Objective
Work through the material below and count the lines holding the word "title"; give that count and nothing more.
--- begin Supplied records ---
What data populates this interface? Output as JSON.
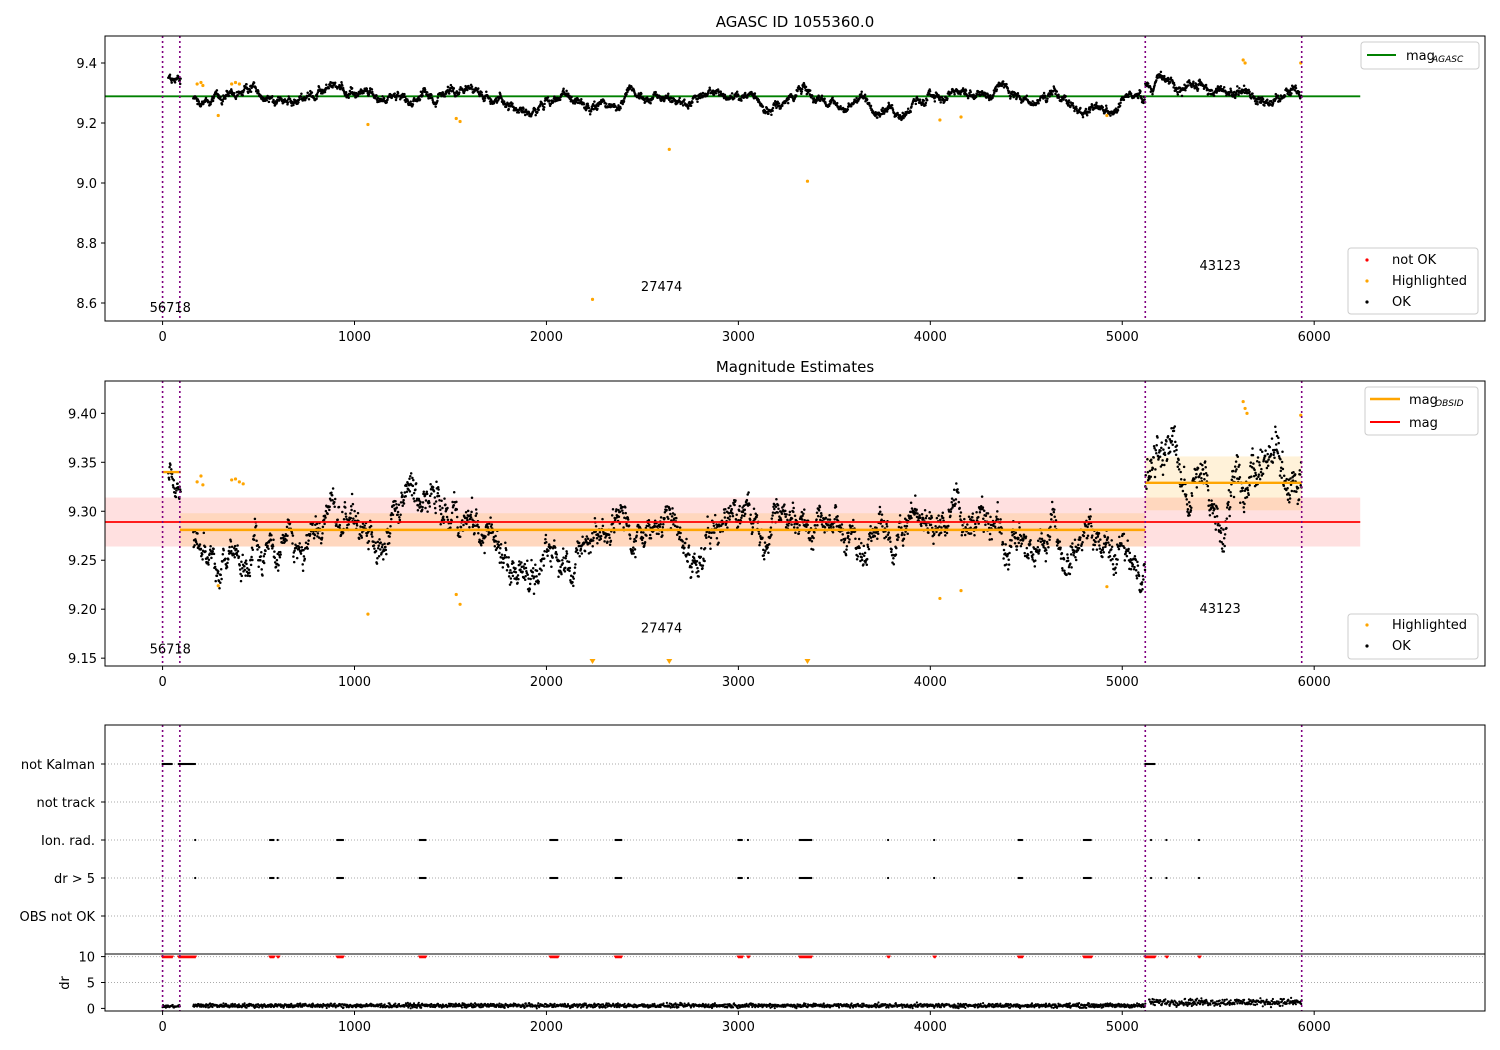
{
  "chart_data": [
    {
      "type": "scatter",
      "title": "AGASC ID 1055360.0",
      "xlim": [
        -300,
        6890
      ],
      "ylim": [
        8.54,
        9.49
      ],
      "xticks": [
        0,
        1000,
        2000,
        3000,
        4000,
        5000,
        6000
      ],
      "yticks": [
        8.6,
        8.8,
        9.0,
        9.2,
        9.4
      ],
      "ytick_labels": [
        "8.6",
        "8.8",
        "9.0",
        "9.2",
        "9.4"
      ],
      "observations": [
        {
          "obsid": "56718",
          "start": 0,
          "end": 90,
          "label_x": 40,
          "label_y": 8.57
        },
        {
          "obsid": "27474",
          "start": 90,
          "end": 5120,
          "label_x": 2600,
          "label_y": 8.64
        },
        {
          "obsid": "43123",
          "start": 5120,
          "end": 5935,
          "label_x": 5510,
          "label_y": 8.71
        }
      ],
      "mag_agasc": {
        "value": 9.289,
        "x_range": [
          -300,
          6240
        ],
        "color": "#008000"
      },
      "ok_series": {
        "name": "OK",
        "color": "#000000",
        "segments": [
          {
            "x_start": 30,
            "x_end": 95,
            "base": 9.345,
            "noise": 0.012
          },
          {
            "x_start": 160,
            "x_end": 5120,
            "base": 9.283,
            "noise": 0.012
          },
          {
            "x_start": 5120,
            "x_end": 5935,
            "base": 9.328,
            "noise": 0.018
          }
        ]
      },
      "highlighted": {
        "name": "Highlighted",
        "color": "#ffa500",
        "points": [
          [
            180,
            9.33
          ],
          [
            200,
            9.335
          ],
          [
            210,
            9.325
          ],
          [
            290,
            9.225
          ],
          [
            360,
            9.33
          ],
          [
            380,
            9.335
          ],
          [
            400,
            9.33
          ],
          [
            1070,
            9.195
          ],
          [
            1530,
            9.215
          ],
          [
            1550,
            9.205
          ],
          [
            2240,
            8.612
          ],
          [
            2640,
            9.112
          ],
          [
            3360,
            9.006
          ],
          [
            4050,
            9.21
          ],
          [
            4160,
            9.22
          ],
          [
            4920,
            9.225
          ],
          [
            5630,
            9.41
          ],
          [
            5640,
            9.4
          ],
          [
            5930,
            9.4
          ]
        ]
      },
      "not_ok": {
        "name": "not OK",
        "color": "#ff0000"
      },
      "legend_top": [
        "mag_AGASC"
      ],
      "legend_bottom": [
        "not OK",
        "Highlighted",
        "OK"
      ]
    },
    {
      "type": "scatter",
      "title": "Magnitude Estimates",
      "xlim": [
        -300,
        6890
      ],
      "ylim": [
        9.142,
        9.433
      ],
      "xticks": [
        0,
        1000,
        2000,
        3000,
        4000,
        5000,
        6000
      ],
      "yticks": [
        9.15,
        9.2,
        9.25,
        9.3,
        9.35,
        9.4
      ],
      "ytick_labels": [
        "9.15",
        "9.20",
        "9.25",
        "9.30",
        "9.35",
        "9.40"
      ],
      "observations": [
        {
          "obsid": "56718",
          "start": 0,
          "end": 90,
          "label_x": 40,
          "label_y": 9.155
        },
        {
          "obsid": "27474",
          "start": 90,
          "end": 5120,
          "label_x": 2600,
          "label_y": 9.176
        },
        {
          "obsid": "43123",
          "start": 5120,
          "end": 5935,
          "label_x": 5510,
          "label_y": 9.196
        }
      ],
      "mag": {
        "value": 9.289,
        "band": [
          9.264,
          9.314
        ],
        "x_range": [
          -300,
          6240
        ],
        "color": "#ff0000"
      },
      "mag_obsid": [
        {
          "x_start": 0,
          "x_end": 95,
          "value": 9.34
        },
        {
          "x_start": 90,
          "x_end": 5120,
          "value": 9.281,
          "band": [
            9.264,
            9.298
          ]
        },
        {
          "x_start": 5120,
          "x_end": 5935,
          "value": 9.329,
          "band": [
            9.301,
            9.356
          ]
        }
      ],
      "ok_series": {
        "name": "OK",
        "color": "#000000",
        "segments": [
          {
            "x_start": 30,
            "x_end": 95,
            "base": 9.34,
            "noise": 0.012
          },
          {
            "x_start": 160,
            "x_end": 5120,
            "base": 9.281,
            "noise": 0.014
          },
          {
            "x_start": 5120,
            "x_end": 5935,
            "base": 9.328,
            "noise": 0.022
          }
        ]
      },
      "highlighted": {
        "name": "Highlighted",
        "color": "#ffa500",
        "points": [
          [
            180,
            9.33
          ],
          [
            200,
            9.336
          ],
          [
            210,
            9.327
          ],
          [
            290,
            9.224
          ],
          [
            360,
            9.332
          ],
          [
            380,
            9.333
          ],
          [
            400,
            9.33
          ],
          [
            420,
            9.328
          ],
          [
            1070,
            9.195
          ],
          [
            1530,
            9.215
          ],
          [
            1550,
            9.205
          ],
          [
            4050,
            9.211
          ],
          [
            4160,
            9.219
          ],
          [
            4920,
            9.223
          ],
          [
            5630,
            9.412
          ],
          [
            5640,
            9.405
          ],
          [
            5650,
            9.4
          ],
          [
            5930,
            9.398
          ]
        ],
        "clipped_x": [
          2240,
          2640,
          3360
        ]
      },
      "legend_top": [
        "mag_OBSID",
        "mag"
      ],
      "legend_bottom": [
        "Highlighted",
        "OK"
      ]
    },
    {
      "type": "scatter",
      "title": "",
      "xlim": [
        -300,
        6890
      ],
      "xticks": [
        0,
        1000,
        2000,
        3000,
        4000,
        5000,
        6000
      ],
      "flag_rows": [
        "not Kalman",
        "not track",
        "Ion. rad.",
        "dr > 5",
        "OBS not OK"
      ],
      "flag_events": {
        "not Kalman": [
          [
            0,
            50
          ],
          [
            85,
            170
          ],
          [
            5120,
            5170
          ]
        ],
        "not track": [],
        "Ion. rad.": [
          [
            170,
            175
          ],
          [
            560,
            580
          ],
          [
            600,
            605
          ],
          [
            910,
            940
          ],
          [
            1340,
            1370
          ],
          [
            2020,
            2060
          ],
          [
            2360,
            2390
          ],
          [
            3000,
            3020
          ],
          [
            3050,
            3055
          ],
          [
            3320,
            3380
          ],
          [
            3780,
            3785
          ],
          [
            4020,
            4025
          ],
          [
            4460,
            4480
          ],
          [
            4800,
            4840
          ],
          [
            5150,
            5155
          ],
          [
            5230,
            5235
          ],
          [
            5400,
            5405
          ]
        ],
        "dr > 5": [
          [
            170,
            175
          ],
          [
            560,
            580
          ],
          [
            600,
            605
          ],
          [
            910,
            940
          ],
          [
            1340,
            1370
          ],
          [
            2020,
            2060
          ],
          [
            2360,
            2390
          ],
          [
            3000,
            3020
          ],
          [
            3050,
            3055
          ],
          [
            3320,
            3380
          ],
          [
            3780,
            3785
          ],
          [
            4020,
            4025
          ],
          [
            4460,
            4480
          ],
          [
            4800,
            4840
          ],
          [
            5150,
            5155
          ],
          [
            5230,
            5235
          ],
          [
            5400,
            5405
          ]
        ],
        "OBS not OK": []
      },
      "dr": {
        "ylabel": "dr",
        "yticks": [
          0,
          5,
          10
        ],
        "ytick_labels": [
          "0",
          "5",
          "10"
        ],
        "ylim": [
          -0.5,
          10.5
        ],
        "clipped_color": "#ff0000",
        "clipped_x": [
          [
            0,
            50
          ],
          [
            85,
            170
          ],
          [
            560,
            580
          ],
          [
            600,
            605
          ],
          [
            910,
            940
          ],
          [
            1340,
            1370
          ],
          [
            2020,
            2060
          ],
          [
            2360,
            2390
          ],
          [
            3000,
            3020
          ],
          [
            3050,
            3055
          ],
          [
            3320,
            3380
          ],
          [
            3780,
            3785
          ],
          [
            4020,
            4025
          ],
          [
            4460,
            4480
          ],
          [
            4800,
            4840
          ],
          [
            5120,
            5170
          ],
          [
            5230,
            5235
          ],
          [
            5400,
            5405
          ]
        ]
      },
      "observation_boundaries": [
        0,
        90,
        5120,
        5935
      ]
    }
  ]
}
--- end Supplied records ---
Response
3